**TASK BRIEF**.
Write out the data below exactly as given, without any of its pictures.

═══ INPUT DATA ═══

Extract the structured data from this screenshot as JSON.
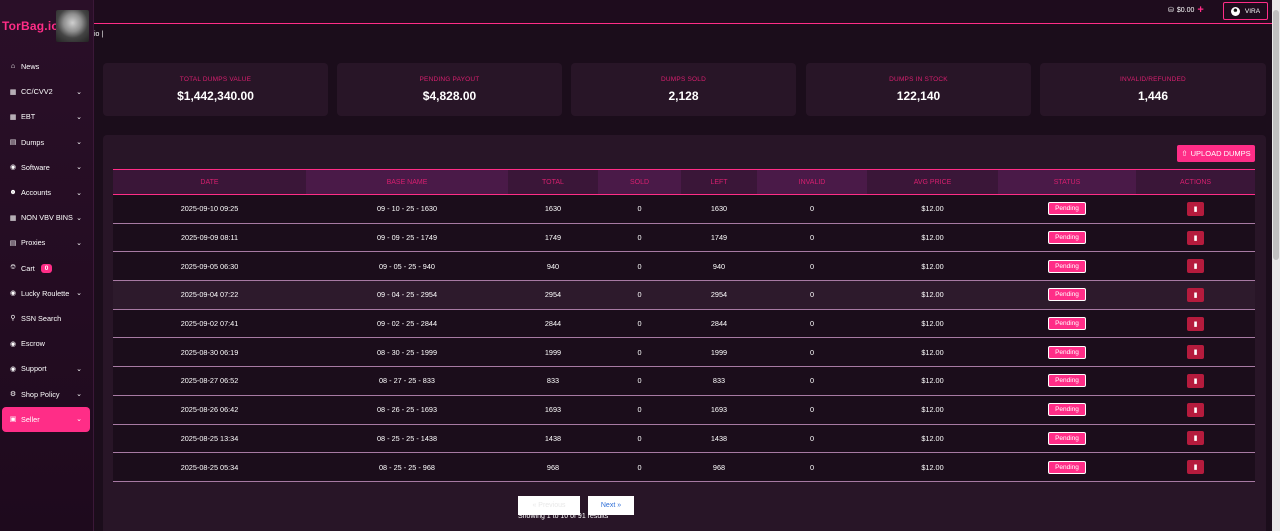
{
  "brand": {
    "name": "TorBag.io"
  },
  "breadcrumb": "io |",
  "header": {
    "balance": "$0.00",
    "user": "VIRA"
  },
  "sidebar": {
    "items": [
      {
        "label": "News",
        "icon": "home-icon",
        "chevron": false
      },
      {
        "label": "CC/CVV2",
        "icon": "card-icon",
        "chevron": true
      },
      {
        "label": "EBT",
        "icon": "ebt-icon",
        "chevron": true
      },
      {
        "label": "Dumps",
        "icon": "dumps-icon",
        "chevron": true
      },
      {
        "label": "Software",
        "icon": "software-icon",
        "chevron": true
      },
      {
        "label": "Accounts",
        "icon": "accounts-icon",
        "chevron": true
      },
      {
        "label": "NON VBV BINS",
        "icon": "bins-icon",
        "chevron": true
      },
      {
        "label": "Proxies",
        "icon": "proxies-icon",
        "chevron": true
      },
      {
        "label": "Cart",
        "icon": "cart-icon",
        "chevron": false,
        "badge": "0"
      },
      {
        "label": "Lucky Roulette",
        "icon": "roulette-icon",
        "chevron": true
      },
      {
        "label": "SSN Search",
        "icon": "ssn-icon",
        "chevron": false
      },
      {
        "label": "Escrow",
        "icon": "escrow-icon",
        "chevron": false
      },
      {
        "label": "Support",
        "icon": "support-icon",
        "chevron": true
      },
      {
        "label": "Shop Policy",
        "icon": "policy-icon",
        "chevron": true
      },
      {
        "label": "Seller",
        "icon": "seller-icon",
        "chevron": true,
        "active": true
      }
    ]
  },
  "stats": [
    {
      "label": "TOTAL DUMPS VALUE",
      "value": "$1,442,340.00"
    },
    {
      "label": "PENDING PAYOUT",
      "value": "$4,828.00"
    },
    {
      "label": "DUMPS SOLD",
      "value": "2,128"
    },
    {
      "label": "DUMPS IN STOCK",
      "value": "122,140"
    },
    {
      "label": "INVALID/REFUNDED",
      "value": "1,446"
    }
  ],
  "upload_label": "UPLOAD DUMPS",
  "table": {
    "headers": [
      "DATE",
      "BASE NAME",
      "TOTAL",
      "SOLD",
      "LEFT",
      "INVALID",
      "AVG PRICE",
      "STATUS",
      "ACTIONS"
    ],
    "rows": [
      {
        "date": "2025-09-10 09:25",
        "base": "09 - 10 - 25 - 1630",
        "total": "1630",
        "sold": "0",
        "left": "1630",
        "invalid": "0",
        "price": "$12.00",
        "status": "Pending"
      },
      {
        "date": "2025-09-09 08:11",
        "base": "09 - 09 - 25 - 1749",
        "total": "1749",
        "sold": "0",
        "left": "1749",
        "invalid": "0",
        "price": "$12.00",
        "status": "Pending"
      },
      {
        "date": "2025-09-05 06:30",
        "base": "09 - 05 - 25 - 940",
        "total": "940",
        "sold": "0",
        "left": "940",
        "invalid": "0",
        "price": "$12.00",
        "status": "Pending"
      },
      {
        "date": "2025-09-04 07:22",
        "base": "09 - 04 - 25 - 2954",
        "total": "2954",
        "sold": "0",
        "left": "2954",
        "invalid": "0",
        "price": "$12.00",
        "status": "Pending"
      },
      {
        "date": "2025-09-02 07:41",
        "base": "09 - 02 - 25 - 2844",
        "total": "2844",
        "sold": "0",
        "left": "2844",
        "invalid": "0",
        "price": "$12.00",
        "status": "Pending"
      },
      {
        "date": "2025-08-30 06:19",
        "base": "08 - 30 - 25 - 1999",
        "total": "1999",
        "sold": "0",
        "left": "1999",
        "invalid": "0",
        "price": "$12.00",
        "status": "Pending"
      },
      {
        "date": "2025-08-27 06:52",
        "base": "08 - 27 - 25 - 833",
        "total": "833",
        "sold": "0",
        "left": "833",
        "invalid": "0",
        "price": "$12.00",
        "status": "Pending"
      },
      {
        "date": "2025-08-26 06:42",
        "base": "08 - 26 - 25 - 1693",
        "total": "1693",
        "sold": "0",
        "left": "1693",
        "invalid": "0",
        "price": "$12.00",
        "status": "Pending"
      },
      {
        "date": "2025-08-25 13:34",
        "base": "08 - 25 - 25 - 1438",
        "total": "1438",
        "sold": "0",
        "left": "1438",
        "invalid": "0",
        "price": "$12.00",
        "status": "Pending"
      },
      {
        "date": "2025-08-25 05:34",
        "base": "08 - 25 - 25 - 968",
        "total": "968",
        "sold": "0",
        "left": "968",
        "invalid": "0",
        "price": "$12.00",
        "status": "Pending"
      }
    ]
  },
  "pagination": {
    "prev": "« Previous",
    "next": "Next »",
    "info": "Showing 1 to 10 of 91 results"
  },
  "colors": {
    "accent": "#ff2d87",
    "background": "#1b0d1b",
    "card": "#281527",
    "delete": "#b51b3d"
  }
}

═══

**RESULT OF THE EXERCISE**.
Extract the structured data from this screenshot as JSON.
{
  "brand": {
    "name": "TorBag.io"
  },
  "breadcrumb": "io |",
  "header": {
    "balance": "$0.00",
    "user": "VIRA"
  },
  "sidebar": {
    "items": [
      {
        "label": "News",
        "icon": "home-icon",
        "chevron": false
      },
      {
        "label": "CC/CVV2",
        "icon": "card-icon",
        "chevron": true
      },
      {
        "label": "EBT",
        "icon": "ebt-icon",
        "chevron": true
      },
      {
        "label": "Dumps",
        "icon": "dumps-icon",
        "chevron": true
      },
      {
        "label": "Software",
        "icon": "software-icon",
        "chevron": true
      },
      {
        "label": "Accounts",
        "icon": "accounts-icon",
        "chevron": true
      },
      {
        "label": "NON VBV BINS",
        "icon": "bins-icon",
        "chevron": true
      },
      {
        "label": "Proxies",
        "icon": "proxies-icon",
        "chevron": true
      },
      {
        "label": "Cart",
        "icon": "cart-icon",
        "chevron": false,
        "badge": "0"
      },
      {
        "label": "Lucky Roulette",
        "icon": "roulette-icon",
        "chevron": true
      },
      {
        "label": "SSN Search",
        "icon": "ssn-icon",
        "chevron": false
      },
      {
        "label": "Escrow",
        "icon": "escrow-icon",
        "chevron": false
      },
      {
        "label": "Support",
        "icon": "support-icon",
        "chevron": true
      },
      {
        "label": "Shop Policy",
        "icon": "policy-icon",
        "chevron": true
      },
      {
        "label": "Seller",
        "icon": "seller-icon",
        "chevron": true,
        "active": true
      }
    ]
  },
  "stats": [
    {
      "label": "TOTAL DUMPS VALUE",
      "value": "$1,442,340.00"
    },
    {
      "label": "PENDING PAYOUT",
      "value": "$4,828.00"
    },
    {
      "label": "DUMPS SOLD",
      "value": "2,128"
    },
    {
      "label": "DUMPS IN STOCK",
      "value": "122,140"
    },
    {
      "label": "INVALID/REFUNDED",
      "value": "1,446"
    }
  ],
  "upload_label": "UPLOAD DUMPS",
  "table": {
    "headers": [
      "DATE",
      "BASE NAME",
      "TOTAL",
      "SOLD",
      "LEFT",
      "INVALID",
      "AVG PRICE",
      "STATUS",
      "ACTIONS"
    ],
    "rows": [
      {
        "date": "2025-09-10 09:25",
        "base": "09 - 10 - 25 - 1630",
        "total": "1630",
        "sold": "0",
        "left": "1630",
        "invalid": "0",
        "price": "$12.00",
        "status": "Pending"
      },
      {
        "date": "2025-09-09 08:11",
        "base": "09 - 09 - 25 - 1749",
        "total": "1749",
        "sold": "0",
        "left": "1749",
        "invalid": "0",
        "price": "$12.00",
        "status": "Pending"
      },
      {
        "date": "2025-09-05 06:30",
        "base": "09 - 05 - 25 - 940",
        "total": "940",
        "sold": "0",
        "left": "940",
        "invalid": "0",
        "price": "$12.00",
        "status": "Pending"
      },
      {
        "date": "2025-09-04 07:22",
        "base": "09 - 04 - 25 - 2954",
        "total": "2954",
        "sold": "0",
        "left": "2954",
        "invalid": "0",
        "price": "$12.00",
        "status": "Pending"
      },
      {
        "date": "2025-09-02 07:41",
        "base": "09 - 02 - 25 - 2844",
        "total": "2844",
        "sold": "0",
        "left": "2844",
        "invalid": "0",
        "price": "$12.00",
        "status": "Pending"
      },
      {
        "date": "2025-08-30 06:19",
        "base": "08 - 30 - 25 - 1999",
        "total": "1999",
        "sold": "0",
        "left": "1999",
        "invalid": "0",
        "price": "$12.00",
        "status": "Pending"
      },
      {
        "date": "2025-08-27 06:52",
        "base": "08 - 27 - 25 - 833",
        "total": "833",
        "sold": "0",
        "left": "833",
        "invalid": "0",
        "price": "$12.00",
        "status": "Pending"
      },
      {
        "date": "2025-08-26 06:42",
        "base": "08 - 26 - 25 - 1693",
        "total": "1693",
        "sold": "0",
        "left": "1693",
        "invalid": "0",
        "price": "$12.00",
        "status": "Pending"
      },
      {
        "date": "2025-08-25 13:34",
        "base": "08 - 25 - 25 - 1438",
        "total": "1438",
        "sold": "0",
        "left": "1438",
        "invalid": "0",
        "price": "$12.00",
        "status": "Pending"
      },
      {
        "date": "2025-08-25 05:34",
        "base": "08 - 25 - 25 - 968",
        "total": "968",
        "sold": "0",
        "left": "968",
        "invalid": "0",
        "price": "$12.00",
        "status": "Pending"
      }
    ]
  },
  "pagination": {
    "prev": "« Previous",
    "next": "Next »",
    "info": "Showing 1 to 10 of 91 results"
  },
  "colors": {
    "accent": "#ff2d87",
    "background": "#1b0d1b",
    "card": "#281527",
    "delete": "#b51b3d"
  }
}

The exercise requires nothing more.